PROVIDED INFORMATION:
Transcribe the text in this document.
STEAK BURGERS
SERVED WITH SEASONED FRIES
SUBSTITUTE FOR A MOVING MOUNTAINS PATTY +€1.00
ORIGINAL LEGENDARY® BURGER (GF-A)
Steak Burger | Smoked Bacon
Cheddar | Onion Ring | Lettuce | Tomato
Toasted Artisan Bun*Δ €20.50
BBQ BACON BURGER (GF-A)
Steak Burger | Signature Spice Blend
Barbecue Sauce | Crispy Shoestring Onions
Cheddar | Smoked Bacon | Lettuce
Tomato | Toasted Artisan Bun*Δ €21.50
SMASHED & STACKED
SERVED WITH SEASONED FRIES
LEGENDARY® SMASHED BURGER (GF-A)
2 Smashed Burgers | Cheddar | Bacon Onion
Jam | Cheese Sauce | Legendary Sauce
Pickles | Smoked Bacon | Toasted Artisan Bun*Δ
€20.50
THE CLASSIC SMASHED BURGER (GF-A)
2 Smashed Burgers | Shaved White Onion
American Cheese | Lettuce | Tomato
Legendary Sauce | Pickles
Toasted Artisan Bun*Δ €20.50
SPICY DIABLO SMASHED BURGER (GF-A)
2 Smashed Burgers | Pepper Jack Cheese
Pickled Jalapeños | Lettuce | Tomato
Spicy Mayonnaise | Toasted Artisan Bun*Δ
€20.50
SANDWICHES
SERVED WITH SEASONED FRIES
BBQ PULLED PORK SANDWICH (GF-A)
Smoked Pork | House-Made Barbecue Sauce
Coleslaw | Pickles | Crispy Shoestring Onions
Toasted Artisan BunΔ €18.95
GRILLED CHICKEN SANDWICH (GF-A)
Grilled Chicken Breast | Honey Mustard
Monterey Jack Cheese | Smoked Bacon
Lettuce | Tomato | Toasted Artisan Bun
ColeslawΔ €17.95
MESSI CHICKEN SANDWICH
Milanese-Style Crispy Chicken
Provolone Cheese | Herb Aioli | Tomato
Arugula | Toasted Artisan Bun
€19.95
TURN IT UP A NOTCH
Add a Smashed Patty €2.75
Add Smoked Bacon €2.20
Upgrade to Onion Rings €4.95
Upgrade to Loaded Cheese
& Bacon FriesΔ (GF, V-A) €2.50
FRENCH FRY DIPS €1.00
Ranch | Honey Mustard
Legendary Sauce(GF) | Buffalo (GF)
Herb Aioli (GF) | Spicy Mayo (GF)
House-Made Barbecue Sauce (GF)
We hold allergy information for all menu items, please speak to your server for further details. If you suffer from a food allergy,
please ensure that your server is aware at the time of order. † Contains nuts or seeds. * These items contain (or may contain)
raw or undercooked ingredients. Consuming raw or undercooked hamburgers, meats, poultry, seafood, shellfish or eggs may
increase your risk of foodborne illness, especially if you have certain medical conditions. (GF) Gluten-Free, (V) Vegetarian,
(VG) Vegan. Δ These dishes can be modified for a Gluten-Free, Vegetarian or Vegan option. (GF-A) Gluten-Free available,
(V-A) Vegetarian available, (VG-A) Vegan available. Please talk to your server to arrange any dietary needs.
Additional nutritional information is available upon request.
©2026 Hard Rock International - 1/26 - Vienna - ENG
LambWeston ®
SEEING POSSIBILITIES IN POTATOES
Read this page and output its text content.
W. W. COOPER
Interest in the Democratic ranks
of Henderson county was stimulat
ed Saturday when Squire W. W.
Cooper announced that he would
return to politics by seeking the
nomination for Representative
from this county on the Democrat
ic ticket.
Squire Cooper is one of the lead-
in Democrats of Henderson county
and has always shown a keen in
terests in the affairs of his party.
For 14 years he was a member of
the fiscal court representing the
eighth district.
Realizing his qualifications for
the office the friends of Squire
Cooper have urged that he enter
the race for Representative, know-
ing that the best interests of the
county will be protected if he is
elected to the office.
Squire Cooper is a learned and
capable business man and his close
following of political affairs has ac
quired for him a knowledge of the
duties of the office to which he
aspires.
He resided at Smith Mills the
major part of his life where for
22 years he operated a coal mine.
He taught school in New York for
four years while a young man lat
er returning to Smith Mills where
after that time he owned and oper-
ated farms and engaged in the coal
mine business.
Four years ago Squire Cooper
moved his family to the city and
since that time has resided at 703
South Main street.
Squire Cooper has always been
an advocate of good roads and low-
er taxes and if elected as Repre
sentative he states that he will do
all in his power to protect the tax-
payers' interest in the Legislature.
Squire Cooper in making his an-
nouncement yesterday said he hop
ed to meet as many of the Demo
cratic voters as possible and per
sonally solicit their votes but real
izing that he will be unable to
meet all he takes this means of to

EXERCISE DESCRIPTION:
Make an exact copy of every entry.

COMPLETED EXERCISE:
Transcribe the text in this document.
STEAK BURGERS
SERVED WITH SEASONED FRIES
SUBSTITUTE FOR A MOVING MOUNTAINS PATTY +€1.00
ORIGINAL LEGENDARY® BURGER (GF-A)
Steak Burger | Smoked Bacon
Cheddar | Onion Ring | Lettuce | Tomato
Toasted Artisan Bun*Δ €20.50
BBQ BACON BURGER (GF-A)
Steak Burger | Signature Spice Blend
Barbecue Sauce | Crispy Shoestring Onions
Cheddar | Smoked Bacon | Lettuce
Tomato | Toasted Artisan Bun*Δ €21.50
SMASHED & STACKED
SERVED WITH SEASONED FRIES
LEGENDARY® SMASHED BURGER (GF-A)
2 Smashed Burgers | Cheddar | Bacon Onion
Jam | Cheese Sauce | Legendary Sauce
Pickles | Smoked Bacon | Toasted Artisan Bun*Δ
€20.50
THE CLASSIC SMASHED BURGER (GF-A)
2 Smashed Burgers | Shaved White Onion
American Cheese | Lettuce | Tomato
Legendary Sauce | Pickles
Toasted Artisan Bun*Δ €20.50
SPICY DIABLO SMASHED BURGER (GF-A)
2 Smashed Burgers | Pepper Jack Cheese
Pickled Jalapeños | Lettuce | Tomato
Spicy Mayonnaise | Toasted Artisan Bun*Δ
€20.50
SANDWICHES
SERVED WITH SEASONED FRIES
BBQ PULLED PORK SANDWICH (GF-A)
Smoked Pork | House-Made Barbecue Sauce
Coleslaw | Pickles | Crispy Shoestring Onions
Toasted Artisan BunΔ €18.95
GRILLED CHICKEN SANDWICH (GF-A)
Grilled Chicken Breast | Honey Mustard
Monterey Jack Cheese | Smoked Bacon
Lettuce | Tomato | Toasted Artisan Bun
ColeslawΔ €17.95
MESSI CHICKEN SANDWICH
Milanese-Style Crispy Chicken
Provolone Cheese | Herb Aioli | Tomato
Arugula | Toasted Artisan Bun
€19.95
TURN IT UP A NOTCH
Add a Smashed Patty €2.75
Add Smoked Bacon €2.20
Upgrade to Onion Rings €4.95
Upgrade to Loaded Cheese
& Bacon FriesΔ (GF, V-A) €2.50
FRENCH FRY DIPS €1.00
Ranch | Honey Mustard
Legendary Sauce(GF) | Buffalo (GF)
Herb Aioli (GF) | Spicy Mayo (GF)
House-Made Barbecue Sauce (GF)
We hold allergy information for all menu items, please speak to your server for further details. If you suffer from a food allergy,
please ensure that your server is aware at the time of order. † Contains nuts or seeds. * These items contain (or may contain)
raw or undercooked ingredients. Consuming raw or undercooked hamburgers, meats, poultry, seafood, shellfish or eggs may
increase your risk of foodborne illness, especially if you have certain medical conditions. (GF) Gluten-Free, (V) Vegetarian,
(VG) Vegan. Δ These dishes can be modified for a Gluten-Free, Vegetarian or Vegan option. (GF-A) Gluten-Free available,
(V-A) Vegetarian available, (VG-A) Vegan available. Please talk to your server to arrange any dietary needs.
Additional nutritional information is available upon request.
©2026 Hard Rock International - 1/26 - Vienna - ENG
LambWeston ®
SEEING POSSIBILITIES IN POTATOES
Read this page and output its text content.
W. W. COOPER
Interest in the Democratic ranks
of Henderson county was stimulat
ed Saturday when Squire W. W.
Cooper announced that he would
return to politics by seeking the
nomination for Representative
from this county on the Democrat
ic ticket.
Squire Cooper is one of the lead-
in Democrats of Henderson county
and has always shown a keen in
terests in the affairs of his party.
For 14 years he was a member of
the fiscal court representing the
eighth district.
Realizing his qualifications for
the office the friends of Squire
Cooper have urged that he enter
the race for Representative, know-
ing that the best interests of the
county will be protected if he is
elected to the office.
Squire Cooper is a learned and
capable business man and his close
following of political affairs has ac
quired for him a knowledge of the
duties of the office to which he
aspires.
He resided at Smith Mills the
major part of his life where for
22 years he operated a coal mine.
He taught school in New York for
four years while a young man lat
er returning to Smith Mills where
after that time he owned and oper-
ated farms and engaged in the coal
mine business.
Four years ago Squire Cooper
moved his family to the city and
since that time has resided at 703
South Main street.
Squire Cooper has always been
an advocate of good roads and low-
er taxes and if elected as Repre
sentative he states that he will do
all in his power to protect the tax-
payers' interest in the Legislature.
Squire Cooper in making his an-
nouncement yesterday said he hop
ed to meet as many of the Demo
cratic voters as possible and per
sonally solicit their votes but real
izing that he will be unable to
meet all he takes this means of to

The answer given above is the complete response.